Data shown »
++++++++
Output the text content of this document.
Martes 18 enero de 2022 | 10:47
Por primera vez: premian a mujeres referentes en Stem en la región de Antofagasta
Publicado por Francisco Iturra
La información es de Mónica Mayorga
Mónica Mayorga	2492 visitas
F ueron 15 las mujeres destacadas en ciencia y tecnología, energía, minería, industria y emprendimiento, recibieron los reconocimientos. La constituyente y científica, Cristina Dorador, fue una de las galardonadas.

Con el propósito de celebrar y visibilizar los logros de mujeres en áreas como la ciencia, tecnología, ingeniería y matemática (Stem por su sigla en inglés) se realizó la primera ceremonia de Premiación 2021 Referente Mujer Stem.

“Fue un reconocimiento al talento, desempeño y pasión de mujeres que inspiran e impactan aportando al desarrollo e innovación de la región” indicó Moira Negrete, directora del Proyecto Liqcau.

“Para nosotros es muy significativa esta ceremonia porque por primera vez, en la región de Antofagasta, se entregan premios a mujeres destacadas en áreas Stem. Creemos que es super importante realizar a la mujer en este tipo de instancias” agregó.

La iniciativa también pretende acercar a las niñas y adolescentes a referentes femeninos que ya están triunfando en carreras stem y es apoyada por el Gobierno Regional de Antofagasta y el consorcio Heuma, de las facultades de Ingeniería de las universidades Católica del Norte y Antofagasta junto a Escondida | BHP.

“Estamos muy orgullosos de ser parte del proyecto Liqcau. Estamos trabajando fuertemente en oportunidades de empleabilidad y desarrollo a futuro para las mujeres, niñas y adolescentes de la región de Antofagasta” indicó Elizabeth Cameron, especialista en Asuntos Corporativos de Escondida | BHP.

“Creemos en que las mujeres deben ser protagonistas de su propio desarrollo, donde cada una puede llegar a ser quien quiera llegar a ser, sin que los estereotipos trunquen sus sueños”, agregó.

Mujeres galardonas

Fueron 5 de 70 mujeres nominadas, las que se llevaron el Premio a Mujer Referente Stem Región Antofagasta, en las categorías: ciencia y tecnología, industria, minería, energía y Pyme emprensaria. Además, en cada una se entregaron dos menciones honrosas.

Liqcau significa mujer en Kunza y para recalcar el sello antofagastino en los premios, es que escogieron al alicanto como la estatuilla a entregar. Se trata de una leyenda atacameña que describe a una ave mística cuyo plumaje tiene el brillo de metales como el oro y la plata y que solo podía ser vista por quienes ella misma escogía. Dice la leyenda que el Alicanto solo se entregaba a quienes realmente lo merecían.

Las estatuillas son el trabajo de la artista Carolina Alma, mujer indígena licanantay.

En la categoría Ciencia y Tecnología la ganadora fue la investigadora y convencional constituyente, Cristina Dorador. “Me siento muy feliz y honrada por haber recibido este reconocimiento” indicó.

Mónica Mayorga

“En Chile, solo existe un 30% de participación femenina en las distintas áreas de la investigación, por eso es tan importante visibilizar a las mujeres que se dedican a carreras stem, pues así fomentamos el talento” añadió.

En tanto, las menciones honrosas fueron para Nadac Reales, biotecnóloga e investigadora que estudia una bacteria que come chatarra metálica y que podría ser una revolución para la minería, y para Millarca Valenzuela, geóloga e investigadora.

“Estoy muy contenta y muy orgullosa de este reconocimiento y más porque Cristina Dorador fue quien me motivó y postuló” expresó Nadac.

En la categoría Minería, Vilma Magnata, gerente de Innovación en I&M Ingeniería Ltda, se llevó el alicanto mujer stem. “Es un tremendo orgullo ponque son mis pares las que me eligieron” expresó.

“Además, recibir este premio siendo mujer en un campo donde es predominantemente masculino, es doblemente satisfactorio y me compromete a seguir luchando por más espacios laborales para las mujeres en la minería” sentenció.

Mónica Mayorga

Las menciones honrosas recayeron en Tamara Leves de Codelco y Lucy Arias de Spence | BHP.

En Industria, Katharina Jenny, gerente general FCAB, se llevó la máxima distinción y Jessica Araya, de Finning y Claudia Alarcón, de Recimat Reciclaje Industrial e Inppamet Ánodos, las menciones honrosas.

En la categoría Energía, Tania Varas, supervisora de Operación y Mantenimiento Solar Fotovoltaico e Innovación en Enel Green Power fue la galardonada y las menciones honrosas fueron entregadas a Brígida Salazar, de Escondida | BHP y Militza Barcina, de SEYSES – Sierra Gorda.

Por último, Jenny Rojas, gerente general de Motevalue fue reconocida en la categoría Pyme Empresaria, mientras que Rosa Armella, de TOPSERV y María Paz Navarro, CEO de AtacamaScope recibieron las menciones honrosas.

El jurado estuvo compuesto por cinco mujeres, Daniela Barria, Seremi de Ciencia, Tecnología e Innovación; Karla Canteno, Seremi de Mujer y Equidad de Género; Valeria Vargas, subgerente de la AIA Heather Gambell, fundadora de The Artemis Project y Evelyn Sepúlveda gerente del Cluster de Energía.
++++++++
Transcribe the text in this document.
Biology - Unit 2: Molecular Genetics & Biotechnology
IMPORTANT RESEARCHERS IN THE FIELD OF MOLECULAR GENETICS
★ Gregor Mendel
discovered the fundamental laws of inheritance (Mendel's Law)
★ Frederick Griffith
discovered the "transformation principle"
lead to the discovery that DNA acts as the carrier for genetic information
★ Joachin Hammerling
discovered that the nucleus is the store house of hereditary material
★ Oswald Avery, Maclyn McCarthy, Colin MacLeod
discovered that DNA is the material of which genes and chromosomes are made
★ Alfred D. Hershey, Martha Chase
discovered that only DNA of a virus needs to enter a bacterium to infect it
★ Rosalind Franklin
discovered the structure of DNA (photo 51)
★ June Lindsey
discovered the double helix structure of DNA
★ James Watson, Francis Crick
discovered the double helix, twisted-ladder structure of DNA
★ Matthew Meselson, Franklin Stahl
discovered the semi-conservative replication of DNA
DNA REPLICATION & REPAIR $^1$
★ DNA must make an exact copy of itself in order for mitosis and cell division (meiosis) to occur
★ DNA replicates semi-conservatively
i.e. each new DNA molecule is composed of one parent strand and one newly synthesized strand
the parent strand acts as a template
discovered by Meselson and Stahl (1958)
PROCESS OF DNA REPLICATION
++++++++
Your goal »
Scan the entries above, and wherever a line holds the string "desarrollo", copy it.

Response »
“Fue un reconocimiento al talento, desempeño y pasión de mujeres que inspiran e impactan aportando al desarrollo e innovación de la región” indicó Moira Negrete, directora del Proyecto Liqcau.
“Estamos muy orgullosos de ser parte del proyecto Liqcau. Estamos trabajando fuertemente en oportunidades de empleabilidad y desarrollo a futuro para las mujeres, niñas y adolescentes de la región de Antofagasta” indicó Elizabeth Cameron, especialista en Asuntos Corporativos de Escondida | BHP.
“Creemos en que las mujeres deben ser protagonistas de su propio desarrollo, donde cada una puede llegar a ser quien quiera llegar a ser, sin que los estereotipos trunquen sus sueños”, agregó.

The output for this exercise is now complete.